*Document passage*.
■ ■ ■ ■ ■

But even on the off nights, they’re always working on something. The second set, as bipolar as it turns out, has multiple instances of a basic musical element Phish has usually avoided: repetition. At its simplest, pop music is all about repeating itself — find a hook and play it again and again. So of course, from the very beginning, Phish has avoided it, in both their songwriting and their improvisation.
Early Trey songs might have a hook (my 4-year-old has been requesting “bag it, tag it” a lot lately), but usually chase that melody with several different sections of proggy complexity (he always asks me to turn it off after the first 2 minutes). On the jamming side, one of Phish’s core exercises was about running away from repetition: the Hey Hole game, where as soon as they all lined up, someone was supposed to introduce a new idea to lead them away from that synchronicity instead of following it. Fall 1994 and Summer 1995 saw this rehearsal room approach crossing over to prime time, as the band played long, ADD jams that rarely settled in one place for more than a couple minutes.

■ ■ ■ ■ ■

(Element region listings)
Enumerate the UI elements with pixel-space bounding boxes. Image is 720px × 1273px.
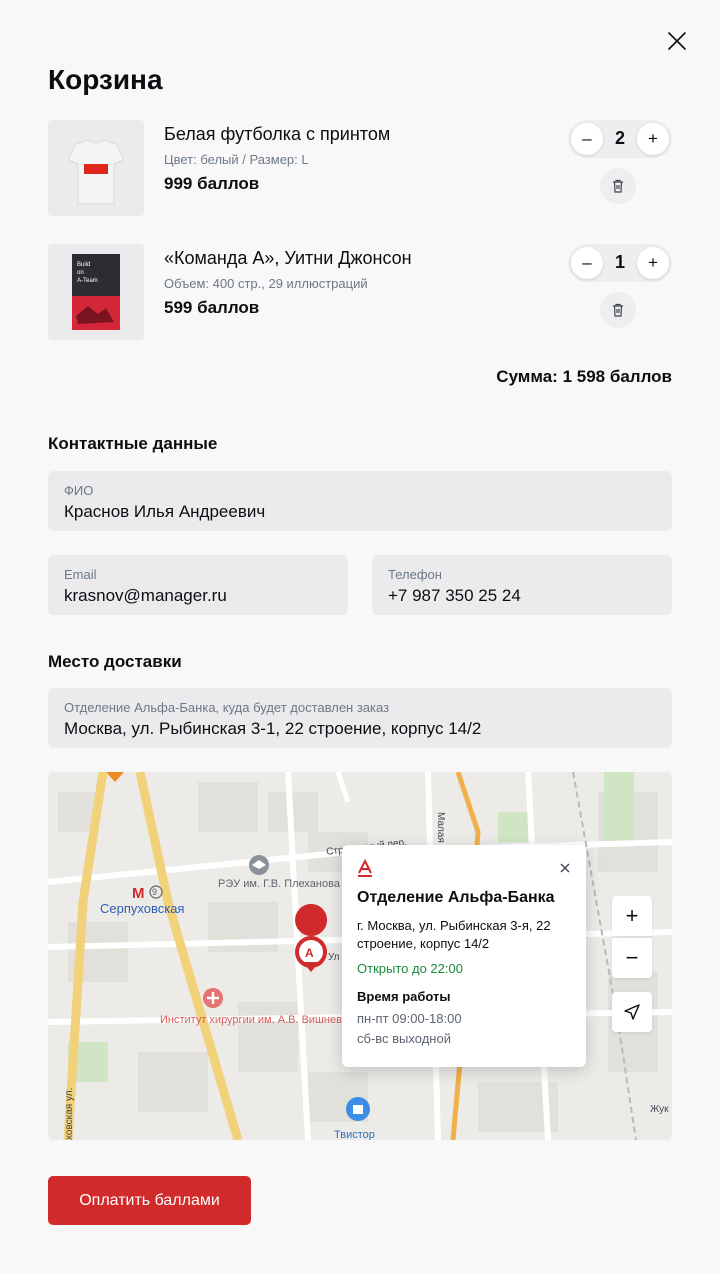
contacts-title: Контактные данные: [48, 434, 218, 453]
close-icon[interactable]: [664, 28, 690, 54]
cart-sum: Сумма: 1 598 баллов: [496, 367, 672, 386]
weekday-hours: пн-пт 09:00-18:00: [357, 1011, 462, 1026]
item-name: Белая футболка с принтом: [164, 124, 391, 144]
item-meta: Цвет: белый / Размер: L: [164, 152, 309, 167]
field-label: ФИО: [64, 483, 94, 498]
increase-button[interactable]: +: [637, 247, 669, 279]
fio-field[interactable]: ФИО Краснов Илья Андреевич: [48, 471, 672, 531]
popup-hours: пн-пт 09:00-18:00 сб-вс выходной: [357, 1009, 462, 1049]
svg-text:A-Team: A-Team: [77, 278, 98, 284]
tvistor-label: Твистор: [334, 1129, 375, 1140]
field-value: krasnov@manager.ru: [64, 586, 227, 605]
tshirt-image: [48, 120, 144, 216]
item-name: «Команда А», Уитни Джонсон: [164, 248, 412, 268]
decrease-button[interactable]: –: [571, 247, 603, 279]
street-label: Жук: [650, 1104, 669, 1115]
field-label: Телефон: [388, 567, 442, 582]
map[interactable]: М А Серпуховская 9 РЭУ им. Г.В. Плеханов…: [48, 772, 672, 1140]
popup-hours-title: Время работы: [357, 989, 451, 1004]
popup-open-status: Открыто до 22:00: [357, 961, 463, 976]
alfa-logo-icon: [358, 858, 372, 877]
field-value: Москва, ул. Рыбинская 3-1, 22 строение, …: [64, 719, 482, 738]
trash-icon[interactable]: [600, 292, 636, 328]
locate-icon[interactable]: [612, 992, 652, 1032]
svg-text:on: on: [77, 270, 84, 276]
reu-label: РЭУ им. Г.В. Плеханова: [218, 878, 340, 890]
phone-field[interactable]: Телефон +7 987 350 25 24: [372, 555, 672, 615]
svg-text:А: А: [305, 946, 314, 960]
svg-text:Build: Build: [77, 262, 90, 268]
pay-button[interactable]: Оплатить баллами: [48, 1176, 251, 1225]
item-meta: Объем: 400 стр., 29 иллюстраций: [164, 276, 368, 291]
popup-address: г. Москва, ул. Рыбинская 3-я, 22 строени…: [357, 918, 551, 951]
email-field[interactable]: Email krasnov@manager.ru: [48, 555, 348, 615]
quantity-value: 2: [614, 128, 625, 148]
cart-item: Build on A-Team «Команда А», Уитни Джонс…: [48, 244, 672, 340]
branch-popup: Отделение Альфа-Банка г. Москва, ул. Рыб…: [342, 845, 586, 1067]
weekend-hours: сб-вс выходной: [357, 1031, 451, 1046]
field-label: Email: [64, 567, 97, 582]
quantity-value: 1: [614, 252, 625, 272]
metro-line-label: 9: [152, 887, 158, 897]
popup-title: Отделение Альфа-Банка: [357, 889, 555, 906]
institute-label: Институт хирургии им. А.В. Вишневского: [160, 1014, 369, 1026]
book-image: Build on A-Team: [48, 244, 144, 340]
delivery-field[interactable]: Отделение Альфа-Банка, куда будет достав…: [48, 688, 672, 748]
popup-close-icon[interactable]: [558, 861, 572, 875]
zoom-out-button[interactable]: −: [612, 938, 652, 978]
street-label: ховская ул.: [64, 1087, 75, 1140]
metro-label: Серпуховская: [100, 901, 185, 916]
field-value: +7 987 350 25 24: [388, 586, 521, 605]
cart-item: Белая футболка с принтом Цвет: белый / Р…: [48, 120, 672, 216]
zoom-in-button[interactable]: +: [612, 896, 652, 936]
item-price: 599 баллов: [164, 298, 260, 317]
page-title: Корзина: [48, 64, 163, 95]
quantity-stepper: – 1 +: [568, 244, 672, 282]
item-price: 999 баллов: [164, 174, 260, 193]
field-value: Краснов Илья Андреевич: [64, 502, 266, 521]
increase-button[interactable]: +: [637, 123, 669, 155]
decrease-button[interactable]: –: [571, 123, 603, 155]
delivery-title: Место доставки: [48, 652, 182, 671]
street-label: Ул: [328, 952, 340, 963]
trash-icon[interactable]: [600, 168, 636, 204]
field-label: Отделение Альфа-Банка, куда будет достав…: [64, 700, 390, 715]
quantity-stepper: – 2 +: [568, 120, 672, 158]
svg-text:М: М: [132, 885, 145, 902]
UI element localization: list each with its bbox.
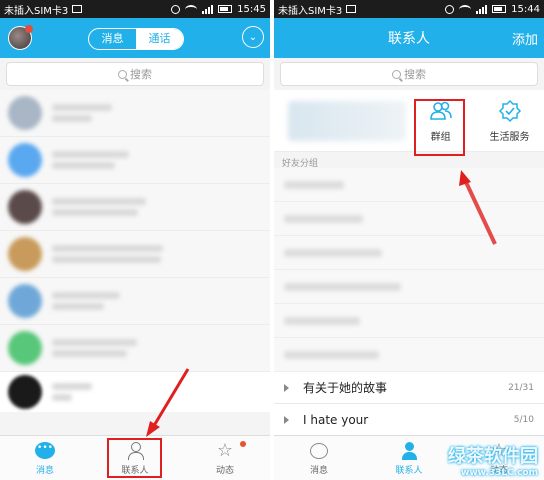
screenshot-pair: 未插入SIM卡3 15:45 消息 通话 ⌄ 搜索 ••• 消息 联系人 ☆ 动… xyxy=(0,0,544,480)
blurred-content xyxy=(284,350,379,359)
carrier-text: 未插入SIM卡3 xyxy=(278,5,343,17)
list-item[interactable] xyxy=(0,137,270,184)
contacts-header: 联系人 添加 xyxy=(274,18,544,58)
arrow-annotation xyxy=(459,170,497,245)
list-item[interactable] xyxy=(0,231,270,278)
contact-avatar xyxy=(8,375,42,409)
watermark: 绿茶软件园 www.33LC.com xyxy=(448,442,538,478)
contacts-tab-highlight xyxy=(107,438,162,478)
search-icon xyxy=(392,69,401,79)
tab-calls[interactable]: 通话 xyxy=(136,29,183,49)
blurred-content xyxy=(284,180,344,189)
expand-arrow-icon xyxy=(284,383,289,392)
contact-avatar xyxy=(8,284,42,318)
watermark-brand: 绿茶软件园 xyxy=(448,446,538,467)
image-icon xyxy=(346,5,357,13)
conversation-list xyxy=(0,90,270,372)
group-name: 有关于她的故事 xyxy=(303,381,388,395)
group-highlight xyxy=(414,99,465,156)
signal-icon xyxy=(202,4,214,14)
alarm-icon xyxy=(445,4,455,14)
wifi-icon xyxy=(185,4,198,14)
list-item[interactable] xyxy=(274,304,544,338)
tab-label: 消息 xyxy=(35,465,54,476)
tab-label: 联系人 xyxy=(395,465,423,476)
life-service-label: 生活服务 xyxy=(489,131,530,143)
wifi-icon xyxy=(459,4,472,14)
status-bar: 未插入SIM卡3 15:44 xyxy=(274,0,544,18)
alarm-icon xyxy=(171,4,181,14)
contact-avatar xyxy=(8,190,42,224)
life-service-icon xyxy=(498,99,521,122)
tab-label: 消息 xyxy=(309,465,328,476)
blurred-content xyxy=(284,316,360,325)
blurred-content xyxy=(52,241,262,267)
person-icon xyxy=(402,441,417,460)
tab-contacts-nav[interactable]: 联系人 xyxy=(364,436,454,480)
image-icon xyxy=(72,5,83,13)
search-icon xyxy=(118,69,127,79)
list-item[interactable] xyxy=(0,184,270,231)
contact-avatar xyxy=(8,331,42,365)
blurred-content xyxy=(288,100,407,141)
status-bar: 未插入SIM卡3 15:45 xyxy=(0,0,270,18)
section-title: 好友分组 xyxy=(282,159,319,169)
blurred-content xyxy=(284,214,363,223)
list-item[interactable] xyxy=(0,278,270,325)
list-item[interactable] xyxy=(0,90,270,137)
signal-icon xyxy=(476,4,488,14)
search-input[interactable]: 搜索 xyxy=(6,62,264,86)
tab-messages-nav[interactable]: ••• 消息 xyxy=(0,436,90,480)
messages-screen: 未插入SIM卡3 15:45 消息 通话 ⌄ 搜索 ••• 消息 联系人 ☆ 动… xyxy=(0,0,270,480)
messages-header: 消息 通话 ⌄ xyxy=(0,18,270,58)
tab-feed-nav[interactable]: ☆ 动态 xyxy=(180,436,270,480)
notification-dot xyxy=(240,441,246,447)
more-menu-button[interactable]: ⌄ xyxy=(242,26,264,48)
message-call-toggle: 消息 通话 xyxy=(88,28,184,50)
blurred-content xyxy=(52,288,262,314)
search-placeholder: 搜索 xyxy=(404,68,426,81)
page-title: 联系人 xyxy=(388,31,430,47)
blurred-content xyxy=(284,248,382,257)
group-count: 5/10 xyxy=(513,414,534,425)
list-item[interactable]: I hate your 5/10 xyxy=(274,404,544,436)
add-button[interactable]: 添加 xyxy=(512,29,538,48)
tab-label: 动态 xyxy=(215,465,234,476)
blurred-content xyxy=(284,282,401,291)
group-name: I hate your xyxy=(303,412,369,427)
clock-time: 15:44 xyxy=(511,3,540,15)
list-item[interactable] xyxy=(0,325,270,372)
expand-arrow-icon xyxy=(284,415,289,424)
list-item[interactable] xyxy=(0,372,270,412)
blurred-content xyxy=(52,147,262,173)
star-icon: ☆ xyxy=(216,439,234,461)
life-service-button[interactable]: 生活服务 xyxy=(475,99,544,143)
contact-avatar xyxy=(8,237,42,271)
list-item[interactable] xyxy=(274,270,544,304)
contact-avatar xyxy=(8,143,42,177)
watermark-site: www.33LC.com xyxy=(461,468,538,478)
notification-dot xyxy=(25,25,33,33)
blurred-content xyxy=(52,194,262,220)
feature-row: 群组 生活服务 xyxy=(274,90,544,152)
search-placeholder: 搜索 xyxy=(130,68,152,81)
chat-bubble-icon xyxy=(310,442,328,459)
clock-time: 15:45 xyxy=(237,3,266,15)
list-item[interactable] xyxy=(274,338,544,372)
user-avatar[interactable] xyxy=(8,25,33,50)
contact-avatar xyxy=(8,96,42,130)
battery-icon xyxy=(218,5,233,13)
blurred-content xyxy=(52,100,262,126)
list-item[interactable]: 有关于她的故事 21/31 xyxy=(274,372,544,404)
chevron-down-icon: ⌄ xyxy=(248,31,258,43)
tab-messages[interactable]: 消息 xyxy=(89,29,136,49)
group-count: 21/31 xyxy=(508,382,534,393)
search-input[interactable]: 搜索 xyxy=(280,62,538,86)
blurred-content xyxy=(52,335,262,361)
carrier-text: 未插入SIM卡3 xyxy=(4,5,69,17)
battery-icon xyxy=(492,5,507,13)
arrow-annotation xyxy=(146,368,190,437)
chat-bubble-icon: ••• xyxy=(35,442,55,459)
tab-messages-nav[interactable]: 消息 xyxy=(274,436,364,480)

■ ■ ■ ■ ■

Please pick up the passage on Phish and musical repetition after its last sentence and continue writing it.

*The reply*.
By 1996, that aversion was starting to dissipate. The relative directness of the Billy Breathes material (as well as Hoist before that) is a big contributor. It’s also a corollary to the minimalism the band has been developing this tour, as a band that’s more comfortable with patience and a leaner approach must also get used to staying still.
Prince Caspian is the song that bests encapsulates this shift in Fall 1996, as it starts to stretch its legs; tonight’s version is over 9 minutes, the longest yet. It hadn’t really occurred to me before this tour, but Caspian is a kind of rough draft for Piper — in its original slow build form, the band’s deepest, most revelatory experiment in repetition. The two-chord intro, added for the studio version of the song, is a miniature (90 second) version of Piper’s repeated chord sequence; the jam circles back to that progression in the quiet period before the closing riff.
In Spokane, the band also uses one of its older songs that’s happy to go through the same four chords over and over again. Slave to the Traffic Light inverts the usual early Phish song formula — it’s busy up front and then settles down for the back half. Trey will sometimes use this as the foundation for a long solo, but in tonight’s version he sticks stubbornly to the chords for several minutes; if anyone is the lead voice, it’s Mike. Again, you can hear the conception of Piper in real time.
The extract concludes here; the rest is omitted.